--- Begin Records for processing ---

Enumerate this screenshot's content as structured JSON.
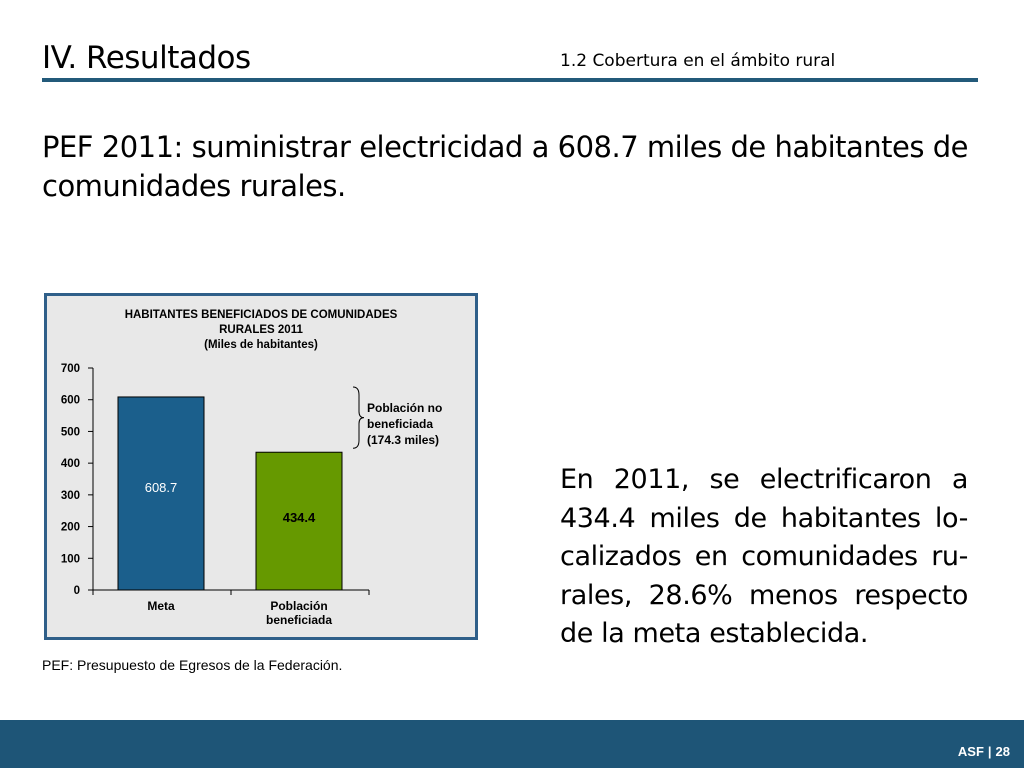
{
  "header": {
    "title": "IV. Resultados",
    "subtitle": "1.2  Cobertura en el ámbito rural"
  },
  "lead_text": "PEF 2011: suministrar electricidad a 608.7 miles de habitantes de comunidades rurales.",
  "side_text": "En 2011, se electrificaron a 434.4 miles de habitantes lo-calizados en comunidades ru-rales, 28.6% menos respecto de la meta establecida.",
  "footnote": "PEF: Presupuesto de Egresos de la Federación.",
  "footer": {
    "brand": "ASF",
    "separator": "|",
    "page": "28"
  },
  "colors": {
    "accent": "#235a7a",
    "bar_meta": "#1b5f8c",
    "bar_poblacion": "#669900"
  },
  "chart_data": {
    "type": "bar",
    "title": [
      "HABITANTES BENEFICIADOS DE COMUNIDADES",
      "RURALES 2011",
      "(Miles de habitantes)"
    ],
    "categories": [
      [
        "Meta"
      ],
      [
        "Población",
        "beneficiada"
      ]
    ],
    "values": [
      608.7,
      434.4
    ],
    "value_labels": [
      "608.7",
      "434.4"
    ],
    "ylim": [
      0,
      700
    ],
    "yticks": [
      0,
      100,
      200,
      300,
      400,
      500,
      600,
      700
    ],
    "grid": false,
    "annotation": [
      "Población no",
      "beneficiada",
      "(174.3 miles)"
    ],
    "annotation_range": [
      434.4,
      608.7
    ]
  }
}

--- End Records for processing ---

▸ **Challenge**: Reproduce all the records verbatim, excluding images.

▸ **Answer to the exercise**:
Enumerate this screenshot's content as structured JSON.
{
  "header": {
    "title": "IV. Resultados",
    "subtitle": "1.2  Cobertura en el ámbito rural"
  },
  "lead_text": "PEF 2011: suministrar electricidad a 608.7 miles de habitantes de comunidades rurales.",
  "side_text": "En 2011, se electrificaron a 434.4 miles de habitantes lo-calizados en comunidades ru-rales, 28.6% menos respecto de la meta establecida.",
  "footnote": "PEF: Presupuesto de Egresos de la Federación.",
  "footer": {
    "brand": "ASF",
    "separator": "|",
    "page": "28"
  },
  "colors": {
    "accent": "#235a7a",
    "bar_meta": "#1b5f8c",
    "bar_poblacion": "#669900"
  },
  "chart_data": {
    "type": "bar",
    "title": [
      "HABITANTES BENEFICIADOS DE COMUNIDADES",
      "RURALES 2011",
      "(Miles de habitantes)"
    ],
    "categories": [
      [
        "Meta"
      ],
      [
        "Población",
        "beneficiada"
      ]
    ],
    "values": [
      608.7,
      434.4
    ],
    "value_labels": [
      "608.7",
      "434.4"
    ],
    "ylim": [
      0,
      700
    ],
    "yticks": [
      0,
      100,
      200,
      300,
      400,
      500,
      600,
      700
    ],
    "grid": false,
    "annotation": [
      "Población no",
      "beneficiada",
      "(174.3 miles)"
    ],
    "annotation_range": [
      434.4,
      608.7
    ]
  }
}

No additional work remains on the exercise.